[BEGIN Information shown]

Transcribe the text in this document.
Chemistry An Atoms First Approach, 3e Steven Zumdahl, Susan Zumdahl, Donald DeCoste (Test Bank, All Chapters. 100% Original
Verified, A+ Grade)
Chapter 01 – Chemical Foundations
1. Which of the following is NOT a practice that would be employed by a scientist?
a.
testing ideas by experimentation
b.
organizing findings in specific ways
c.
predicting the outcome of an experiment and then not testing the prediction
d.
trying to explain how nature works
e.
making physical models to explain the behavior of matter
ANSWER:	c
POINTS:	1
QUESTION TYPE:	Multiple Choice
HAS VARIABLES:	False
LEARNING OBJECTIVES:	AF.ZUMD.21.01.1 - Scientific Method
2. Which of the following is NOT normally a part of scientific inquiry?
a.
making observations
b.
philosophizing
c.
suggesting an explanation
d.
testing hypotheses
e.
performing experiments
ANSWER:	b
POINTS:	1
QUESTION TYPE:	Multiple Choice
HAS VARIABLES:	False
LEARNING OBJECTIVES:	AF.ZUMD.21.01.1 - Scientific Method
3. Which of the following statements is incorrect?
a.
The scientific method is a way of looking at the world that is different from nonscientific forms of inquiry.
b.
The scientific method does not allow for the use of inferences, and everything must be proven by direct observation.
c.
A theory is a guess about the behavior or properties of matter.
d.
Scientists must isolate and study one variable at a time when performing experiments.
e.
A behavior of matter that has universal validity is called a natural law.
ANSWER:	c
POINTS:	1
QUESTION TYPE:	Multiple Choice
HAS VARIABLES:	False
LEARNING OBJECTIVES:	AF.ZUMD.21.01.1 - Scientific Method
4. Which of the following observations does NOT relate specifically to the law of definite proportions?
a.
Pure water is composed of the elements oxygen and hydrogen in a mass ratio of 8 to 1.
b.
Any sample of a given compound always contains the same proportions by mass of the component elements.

[END Information shown]

Check each line of the records for the string "that" and state how many lines contain it. Give only the number.

3